## Work to do
In the following material, identify every line holding the string "Waves" and return it.

## Data to use

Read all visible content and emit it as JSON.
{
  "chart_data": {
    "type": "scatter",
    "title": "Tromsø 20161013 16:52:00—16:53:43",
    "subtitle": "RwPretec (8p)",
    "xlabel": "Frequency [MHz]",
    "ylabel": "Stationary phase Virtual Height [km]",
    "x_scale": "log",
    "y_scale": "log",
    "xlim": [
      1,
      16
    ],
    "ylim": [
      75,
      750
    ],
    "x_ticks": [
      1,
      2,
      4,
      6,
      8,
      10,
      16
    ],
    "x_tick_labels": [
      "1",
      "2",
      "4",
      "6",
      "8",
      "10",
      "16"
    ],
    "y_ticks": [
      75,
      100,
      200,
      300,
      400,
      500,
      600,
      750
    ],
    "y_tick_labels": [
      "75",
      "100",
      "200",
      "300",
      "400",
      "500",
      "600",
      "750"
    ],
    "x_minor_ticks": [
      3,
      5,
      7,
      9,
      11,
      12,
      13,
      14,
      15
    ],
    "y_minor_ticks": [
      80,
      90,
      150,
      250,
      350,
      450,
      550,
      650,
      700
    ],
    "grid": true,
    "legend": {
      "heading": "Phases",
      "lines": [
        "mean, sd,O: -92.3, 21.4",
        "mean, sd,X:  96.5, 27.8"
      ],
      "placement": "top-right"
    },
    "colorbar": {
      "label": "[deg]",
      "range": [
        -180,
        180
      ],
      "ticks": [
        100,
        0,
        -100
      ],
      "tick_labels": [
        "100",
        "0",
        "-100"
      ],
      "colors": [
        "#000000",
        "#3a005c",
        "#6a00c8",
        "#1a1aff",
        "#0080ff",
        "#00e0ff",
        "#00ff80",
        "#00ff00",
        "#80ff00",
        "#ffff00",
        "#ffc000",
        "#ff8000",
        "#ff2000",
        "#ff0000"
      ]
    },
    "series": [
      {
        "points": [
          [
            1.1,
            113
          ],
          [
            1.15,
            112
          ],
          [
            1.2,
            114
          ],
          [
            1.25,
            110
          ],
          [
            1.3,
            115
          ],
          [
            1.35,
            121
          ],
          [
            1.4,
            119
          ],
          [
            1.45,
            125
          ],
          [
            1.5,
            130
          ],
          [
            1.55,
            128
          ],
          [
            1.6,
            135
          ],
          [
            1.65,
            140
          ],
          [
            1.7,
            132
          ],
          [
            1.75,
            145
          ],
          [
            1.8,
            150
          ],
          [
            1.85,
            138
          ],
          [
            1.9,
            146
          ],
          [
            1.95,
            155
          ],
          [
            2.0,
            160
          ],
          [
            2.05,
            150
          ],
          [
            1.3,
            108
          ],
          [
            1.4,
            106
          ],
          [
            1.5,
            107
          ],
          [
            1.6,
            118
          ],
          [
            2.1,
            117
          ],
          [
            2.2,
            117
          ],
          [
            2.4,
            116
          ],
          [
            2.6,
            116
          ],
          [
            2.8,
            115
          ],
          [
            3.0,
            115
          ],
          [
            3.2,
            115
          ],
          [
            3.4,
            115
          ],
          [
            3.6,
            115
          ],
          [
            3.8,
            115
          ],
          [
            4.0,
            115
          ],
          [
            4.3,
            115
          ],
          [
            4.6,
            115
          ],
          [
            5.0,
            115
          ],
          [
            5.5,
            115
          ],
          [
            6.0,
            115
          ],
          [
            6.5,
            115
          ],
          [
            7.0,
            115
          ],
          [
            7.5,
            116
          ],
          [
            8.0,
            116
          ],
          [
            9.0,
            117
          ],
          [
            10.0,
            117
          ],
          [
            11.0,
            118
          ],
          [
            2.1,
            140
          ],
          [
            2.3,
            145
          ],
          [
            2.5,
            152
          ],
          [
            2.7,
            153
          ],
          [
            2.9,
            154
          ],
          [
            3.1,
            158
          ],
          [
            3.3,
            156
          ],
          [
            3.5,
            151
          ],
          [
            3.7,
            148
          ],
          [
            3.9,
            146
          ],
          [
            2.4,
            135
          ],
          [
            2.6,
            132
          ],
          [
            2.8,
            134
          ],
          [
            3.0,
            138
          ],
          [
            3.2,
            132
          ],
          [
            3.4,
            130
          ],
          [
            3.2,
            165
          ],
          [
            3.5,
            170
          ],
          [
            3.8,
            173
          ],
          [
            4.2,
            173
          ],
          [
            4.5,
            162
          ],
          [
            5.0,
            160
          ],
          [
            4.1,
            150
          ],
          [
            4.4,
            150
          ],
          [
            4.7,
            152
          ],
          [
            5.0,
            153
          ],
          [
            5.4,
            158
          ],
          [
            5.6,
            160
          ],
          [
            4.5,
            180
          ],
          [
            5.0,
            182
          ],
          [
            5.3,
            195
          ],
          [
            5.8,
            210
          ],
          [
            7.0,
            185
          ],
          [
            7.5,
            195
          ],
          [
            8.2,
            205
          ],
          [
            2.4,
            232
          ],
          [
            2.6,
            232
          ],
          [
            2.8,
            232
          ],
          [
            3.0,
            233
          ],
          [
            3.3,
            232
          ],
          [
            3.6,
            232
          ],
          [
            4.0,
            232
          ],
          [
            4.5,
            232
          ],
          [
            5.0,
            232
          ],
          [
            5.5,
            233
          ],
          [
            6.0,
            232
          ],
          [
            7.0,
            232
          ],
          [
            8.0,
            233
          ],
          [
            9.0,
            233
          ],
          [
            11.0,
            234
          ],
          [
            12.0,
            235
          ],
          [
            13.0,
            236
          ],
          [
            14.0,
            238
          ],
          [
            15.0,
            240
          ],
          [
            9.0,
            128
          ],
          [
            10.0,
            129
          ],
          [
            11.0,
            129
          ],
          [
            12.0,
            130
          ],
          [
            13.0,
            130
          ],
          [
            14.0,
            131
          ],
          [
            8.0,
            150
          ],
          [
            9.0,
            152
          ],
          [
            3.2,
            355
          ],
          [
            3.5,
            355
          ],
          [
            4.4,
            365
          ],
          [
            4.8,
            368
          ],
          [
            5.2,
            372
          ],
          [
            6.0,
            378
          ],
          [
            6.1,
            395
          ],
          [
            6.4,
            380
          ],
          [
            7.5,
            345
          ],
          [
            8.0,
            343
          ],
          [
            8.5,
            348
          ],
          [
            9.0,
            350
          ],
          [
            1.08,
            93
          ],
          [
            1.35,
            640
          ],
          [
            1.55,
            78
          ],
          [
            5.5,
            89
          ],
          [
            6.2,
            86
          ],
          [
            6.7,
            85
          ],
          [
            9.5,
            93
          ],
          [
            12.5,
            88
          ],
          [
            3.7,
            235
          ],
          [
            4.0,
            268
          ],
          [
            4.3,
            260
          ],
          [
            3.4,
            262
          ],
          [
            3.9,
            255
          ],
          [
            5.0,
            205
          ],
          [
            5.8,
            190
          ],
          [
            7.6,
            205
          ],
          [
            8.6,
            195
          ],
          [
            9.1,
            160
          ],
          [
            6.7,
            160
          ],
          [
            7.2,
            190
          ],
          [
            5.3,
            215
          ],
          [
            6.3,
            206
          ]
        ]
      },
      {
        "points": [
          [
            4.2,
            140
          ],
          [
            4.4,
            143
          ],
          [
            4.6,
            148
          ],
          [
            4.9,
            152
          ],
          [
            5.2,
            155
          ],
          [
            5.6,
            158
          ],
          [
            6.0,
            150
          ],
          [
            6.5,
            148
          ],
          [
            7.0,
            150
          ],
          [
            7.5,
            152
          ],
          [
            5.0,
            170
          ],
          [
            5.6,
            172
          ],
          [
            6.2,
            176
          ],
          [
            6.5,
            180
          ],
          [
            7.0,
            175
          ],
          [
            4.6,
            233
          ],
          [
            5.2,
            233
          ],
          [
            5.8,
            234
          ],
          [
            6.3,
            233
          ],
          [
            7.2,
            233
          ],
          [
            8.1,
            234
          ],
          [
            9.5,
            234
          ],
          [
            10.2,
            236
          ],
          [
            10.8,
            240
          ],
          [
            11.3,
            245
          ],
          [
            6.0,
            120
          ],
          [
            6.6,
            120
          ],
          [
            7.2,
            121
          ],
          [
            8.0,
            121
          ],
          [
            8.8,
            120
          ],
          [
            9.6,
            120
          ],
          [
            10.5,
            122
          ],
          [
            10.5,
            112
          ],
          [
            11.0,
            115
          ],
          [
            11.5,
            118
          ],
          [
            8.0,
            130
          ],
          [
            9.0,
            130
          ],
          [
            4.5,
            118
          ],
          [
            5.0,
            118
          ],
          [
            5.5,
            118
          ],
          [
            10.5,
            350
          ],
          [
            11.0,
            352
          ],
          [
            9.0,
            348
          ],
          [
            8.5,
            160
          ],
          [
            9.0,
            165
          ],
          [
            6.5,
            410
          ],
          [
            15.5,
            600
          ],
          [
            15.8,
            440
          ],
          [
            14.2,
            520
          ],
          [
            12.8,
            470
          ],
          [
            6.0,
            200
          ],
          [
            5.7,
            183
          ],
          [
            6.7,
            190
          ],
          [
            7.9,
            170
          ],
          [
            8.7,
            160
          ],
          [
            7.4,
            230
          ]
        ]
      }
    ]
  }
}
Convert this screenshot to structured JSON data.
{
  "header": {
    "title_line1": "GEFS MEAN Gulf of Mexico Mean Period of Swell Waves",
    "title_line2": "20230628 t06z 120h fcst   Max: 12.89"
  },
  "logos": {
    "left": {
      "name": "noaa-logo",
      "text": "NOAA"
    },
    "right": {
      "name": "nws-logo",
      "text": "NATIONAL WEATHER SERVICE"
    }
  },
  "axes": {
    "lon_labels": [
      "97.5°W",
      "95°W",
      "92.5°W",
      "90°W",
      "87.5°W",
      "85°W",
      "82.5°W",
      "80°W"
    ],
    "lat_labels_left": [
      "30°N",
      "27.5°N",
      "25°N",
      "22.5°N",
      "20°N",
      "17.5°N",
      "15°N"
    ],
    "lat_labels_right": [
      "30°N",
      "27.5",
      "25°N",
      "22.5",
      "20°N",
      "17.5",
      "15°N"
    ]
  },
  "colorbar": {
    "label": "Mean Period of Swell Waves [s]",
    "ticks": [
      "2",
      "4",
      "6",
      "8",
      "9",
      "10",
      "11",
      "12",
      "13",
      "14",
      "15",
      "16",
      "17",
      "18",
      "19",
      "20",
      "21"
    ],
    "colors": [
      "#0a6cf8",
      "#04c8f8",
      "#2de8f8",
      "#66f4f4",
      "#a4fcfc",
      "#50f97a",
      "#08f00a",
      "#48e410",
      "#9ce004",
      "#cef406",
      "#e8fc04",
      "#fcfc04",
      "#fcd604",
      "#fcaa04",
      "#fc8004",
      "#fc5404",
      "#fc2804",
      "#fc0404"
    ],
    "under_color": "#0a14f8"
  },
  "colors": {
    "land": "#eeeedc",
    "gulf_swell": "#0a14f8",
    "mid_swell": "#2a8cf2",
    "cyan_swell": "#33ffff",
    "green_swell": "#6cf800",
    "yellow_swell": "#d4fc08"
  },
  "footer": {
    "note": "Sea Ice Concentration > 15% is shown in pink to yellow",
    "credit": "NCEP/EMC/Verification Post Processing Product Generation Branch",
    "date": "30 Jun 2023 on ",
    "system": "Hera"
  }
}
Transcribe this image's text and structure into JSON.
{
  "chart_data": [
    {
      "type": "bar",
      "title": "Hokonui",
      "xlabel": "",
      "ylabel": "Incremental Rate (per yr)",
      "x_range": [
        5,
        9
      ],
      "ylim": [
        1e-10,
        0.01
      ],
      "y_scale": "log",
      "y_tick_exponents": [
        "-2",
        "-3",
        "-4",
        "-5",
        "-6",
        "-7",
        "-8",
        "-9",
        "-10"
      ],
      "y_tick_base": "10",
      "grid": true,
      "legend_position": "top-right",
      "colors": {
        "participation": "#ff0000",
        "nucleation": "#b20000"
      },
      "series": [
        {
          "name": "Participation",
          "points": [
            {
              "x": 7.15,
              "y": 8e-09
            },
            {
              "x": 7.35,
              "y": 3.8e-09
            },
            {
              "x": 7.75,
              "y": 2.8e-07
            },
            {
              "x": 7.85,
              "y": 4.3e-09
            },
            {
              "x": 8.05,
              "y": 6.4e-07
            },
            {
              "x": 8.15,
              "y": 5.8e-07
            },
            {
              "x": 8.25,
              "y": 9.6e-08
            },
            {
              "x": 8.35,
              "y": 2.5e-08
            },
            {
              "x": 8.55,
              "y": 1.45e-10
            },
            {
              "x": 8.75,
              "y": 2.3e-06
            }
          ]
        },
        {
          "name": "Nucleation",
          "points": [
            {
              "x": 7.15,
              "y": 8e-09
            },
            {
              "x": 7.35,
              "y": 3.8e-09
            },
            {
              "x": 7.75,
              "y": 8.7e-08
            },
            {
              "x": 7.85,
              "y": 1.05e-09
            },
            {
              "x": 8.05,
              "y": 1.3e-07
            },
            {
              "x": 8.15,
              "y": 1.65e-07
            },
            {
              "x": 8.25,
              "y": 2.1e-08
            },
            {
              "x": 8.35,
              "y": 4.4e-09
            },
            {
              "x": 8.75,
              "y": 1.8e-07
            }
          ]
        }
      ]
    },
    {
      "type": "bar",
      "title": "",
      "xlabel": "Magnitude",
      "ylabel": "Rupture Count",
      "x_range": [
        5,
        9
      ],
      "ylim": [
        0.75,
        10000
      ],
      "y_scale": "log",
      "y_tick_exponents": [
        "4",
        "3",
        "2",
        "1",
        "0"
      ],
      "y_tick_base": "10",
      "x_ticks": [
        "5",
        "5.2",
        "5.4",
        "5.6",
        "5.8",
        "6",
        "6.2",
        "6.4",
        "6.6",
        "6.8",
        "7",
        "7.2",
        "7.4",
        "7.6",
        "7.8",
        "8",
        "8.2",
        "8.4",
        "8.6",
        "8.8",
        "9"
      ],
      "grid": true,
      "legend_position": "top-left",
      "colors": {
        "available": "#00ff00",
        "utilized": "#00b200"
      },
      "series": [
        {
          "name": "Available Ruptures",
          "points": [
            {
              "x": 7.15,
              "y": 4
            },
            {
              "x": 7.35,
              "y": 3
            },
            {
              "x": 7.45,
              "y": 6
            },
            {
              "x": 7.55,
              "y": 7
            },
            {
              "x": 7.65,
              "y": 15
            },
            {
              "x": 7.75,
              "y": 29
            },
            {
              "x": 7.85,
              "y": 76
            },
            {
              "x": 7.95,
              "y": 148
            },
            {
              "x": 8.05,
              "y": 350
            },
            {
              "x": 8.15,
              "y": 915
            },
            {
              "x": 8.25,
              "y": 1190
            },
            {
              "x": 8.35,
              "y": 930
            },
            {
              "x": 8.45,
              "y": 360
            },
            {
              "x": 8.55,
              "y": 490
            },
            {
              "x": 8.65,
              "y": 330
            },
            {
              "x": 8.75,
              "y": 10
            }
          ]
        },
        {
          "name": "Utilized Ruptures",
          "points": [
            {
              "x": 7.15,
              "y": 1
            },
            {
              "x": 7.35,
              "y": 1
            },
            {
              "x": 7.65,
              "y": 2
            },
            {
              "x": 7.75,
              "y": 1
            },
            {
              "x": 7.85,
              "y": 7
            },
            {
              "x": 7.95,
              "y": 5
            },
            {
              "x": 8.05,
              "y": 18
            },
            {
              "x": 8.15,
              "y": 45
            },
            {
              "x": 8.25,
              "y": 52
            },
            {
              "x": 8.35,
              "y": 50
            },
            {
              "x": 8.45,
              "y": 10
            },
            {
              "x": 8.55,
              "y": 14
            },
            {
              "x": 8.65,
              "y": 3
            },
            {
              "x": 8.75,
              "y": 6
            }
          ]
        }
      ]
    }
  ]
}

## In response
    "title_line1": "GEFS MEAN Gulf of Mexico Mean Period of Swell Waves",
    "label": "Mean Period of Swell Waves [s]",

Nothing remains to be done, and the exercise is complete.